§ YOUR INSTRUCTIONS
Identify each line in the listing below that contains the string "encerrar", with letter case counting, and copy every such line.

§ Region and label listings
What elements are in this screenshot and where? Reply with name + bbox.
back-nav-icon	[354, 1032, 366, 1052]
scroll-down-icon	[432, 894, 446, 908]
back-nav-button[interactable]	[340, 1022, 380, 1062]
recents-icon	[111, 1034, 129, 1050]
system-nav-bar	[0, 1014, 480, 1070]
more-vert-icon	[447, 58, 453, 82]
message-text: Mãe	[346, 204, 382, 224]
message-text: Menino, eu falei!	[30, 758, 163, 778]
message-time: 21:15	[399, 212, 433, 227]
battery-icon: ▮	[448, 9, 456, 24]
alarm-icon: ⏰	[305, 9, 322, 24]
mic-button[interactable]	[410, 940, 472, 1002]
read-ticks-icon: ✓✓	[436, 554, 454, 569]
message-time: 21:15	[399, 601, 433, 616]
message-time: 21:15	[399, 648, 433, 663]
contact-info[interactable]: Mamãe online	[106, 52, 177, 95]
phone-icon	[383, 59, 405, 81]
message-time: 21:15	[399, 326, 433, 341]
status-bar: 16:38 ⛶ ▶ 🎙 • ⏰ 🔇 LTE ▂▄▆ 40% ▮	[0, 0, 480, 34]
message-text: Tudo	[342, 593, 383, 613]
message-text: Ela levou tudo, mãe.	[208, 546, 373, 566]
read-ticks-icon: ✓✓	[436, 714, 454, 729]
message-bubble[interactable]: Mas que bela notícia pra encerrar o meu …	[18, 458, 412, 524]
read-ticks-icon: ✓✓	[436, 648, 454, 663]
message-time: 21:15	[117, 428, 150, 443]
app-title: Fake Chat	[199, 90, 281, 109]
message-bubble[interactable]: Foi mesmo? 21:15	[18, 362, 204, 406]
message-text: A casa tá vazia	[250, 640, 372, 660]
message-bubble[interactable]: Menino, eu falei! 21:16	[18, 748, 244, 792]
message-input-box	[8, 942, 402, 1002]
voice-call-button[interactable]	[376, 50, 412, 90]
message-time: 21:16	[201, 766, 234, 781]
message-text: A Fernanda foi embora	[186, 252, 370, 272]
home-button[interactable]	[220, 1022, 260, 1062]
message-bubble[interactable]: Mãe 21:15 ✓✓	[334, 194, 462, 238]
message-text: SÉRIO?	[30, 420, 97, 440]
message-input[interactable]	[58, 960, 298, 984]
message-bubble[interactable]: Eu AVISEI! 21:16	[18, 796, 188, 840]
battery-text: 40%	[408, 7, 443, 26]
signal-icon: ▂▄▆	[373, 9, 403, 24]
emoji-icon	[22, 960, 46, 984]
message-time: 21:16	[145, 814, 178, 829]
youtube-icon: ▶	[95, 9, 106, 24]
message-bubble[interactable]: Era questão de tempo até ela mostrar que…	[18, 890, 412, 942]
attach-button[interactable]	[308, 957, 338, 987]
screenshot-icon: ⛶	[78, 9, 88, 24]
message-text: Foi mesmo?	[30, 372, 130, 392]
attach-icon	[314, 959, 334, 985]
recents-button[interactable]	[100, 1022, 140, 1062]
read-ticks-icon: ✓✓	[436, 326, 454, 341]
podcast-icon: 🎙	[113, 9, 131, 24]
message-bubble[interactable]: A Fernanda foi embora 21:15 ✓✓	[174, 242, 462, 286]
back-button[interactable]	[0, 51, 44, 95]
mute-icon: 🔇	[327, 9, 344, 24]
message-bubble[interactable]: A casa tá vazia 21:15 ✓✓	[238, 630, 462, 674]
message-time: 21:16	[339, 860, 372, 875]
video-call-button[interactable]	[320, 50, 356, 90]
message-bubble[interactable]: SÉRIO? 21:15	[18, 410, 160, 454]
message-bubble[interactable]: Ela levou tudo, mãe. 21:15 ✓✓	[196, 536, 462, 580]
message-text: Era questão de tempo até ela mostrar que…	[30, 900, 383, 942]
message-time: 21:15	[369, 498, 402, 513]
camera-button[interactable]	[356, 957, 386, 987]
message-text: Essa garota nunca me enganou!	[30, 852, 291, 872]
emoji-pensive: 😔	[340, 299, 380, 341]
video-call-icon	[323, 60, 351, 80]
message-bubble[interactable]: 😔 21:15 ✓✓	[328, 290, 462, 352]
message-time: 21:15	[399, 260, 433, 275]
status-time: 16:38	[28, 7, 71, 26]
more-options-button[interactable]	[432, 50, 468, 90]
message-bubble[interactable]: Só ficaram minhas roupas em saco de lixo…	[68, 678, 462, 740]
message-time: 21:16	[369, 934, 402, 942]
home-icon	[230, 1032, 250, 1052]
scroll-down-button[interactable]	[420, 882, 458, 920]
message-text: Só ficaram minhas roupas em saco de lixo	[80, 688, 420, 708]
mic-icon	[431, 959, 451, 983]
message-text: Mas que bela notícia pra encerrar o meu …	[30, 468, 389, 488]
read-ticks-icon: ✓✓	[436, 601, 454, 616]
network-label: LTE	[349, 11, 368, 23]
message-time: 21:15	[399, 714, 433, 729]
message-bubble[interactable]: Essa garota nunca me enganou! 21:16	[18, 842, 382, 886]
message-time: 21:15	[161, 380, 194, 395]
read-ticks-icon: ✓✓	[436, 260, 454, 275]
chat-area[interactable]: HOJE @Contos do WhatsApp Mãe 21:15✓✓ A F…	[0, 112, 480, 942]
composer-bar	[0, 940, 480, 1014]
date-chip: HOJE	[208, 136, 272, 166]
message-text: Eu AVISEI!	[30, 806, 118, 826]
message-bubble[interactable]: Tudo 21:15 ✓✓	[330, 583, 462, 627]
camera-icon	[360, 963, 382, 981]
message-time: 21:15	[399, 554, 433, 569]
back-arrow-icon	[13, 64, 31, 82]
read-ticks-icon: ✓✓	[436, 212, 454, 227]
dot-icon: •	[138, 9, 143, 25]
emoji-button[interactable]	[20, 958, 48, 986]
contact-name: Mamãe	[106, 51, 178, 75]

§ FULL OUTPUT
message-bubble[interactable]: Mas que bela notícia pra encerrar o meu …	[18, 458, 412, 524]
message-text: Mas que bela notícia pra encerrar o meu …	[30, 468, 389, 488]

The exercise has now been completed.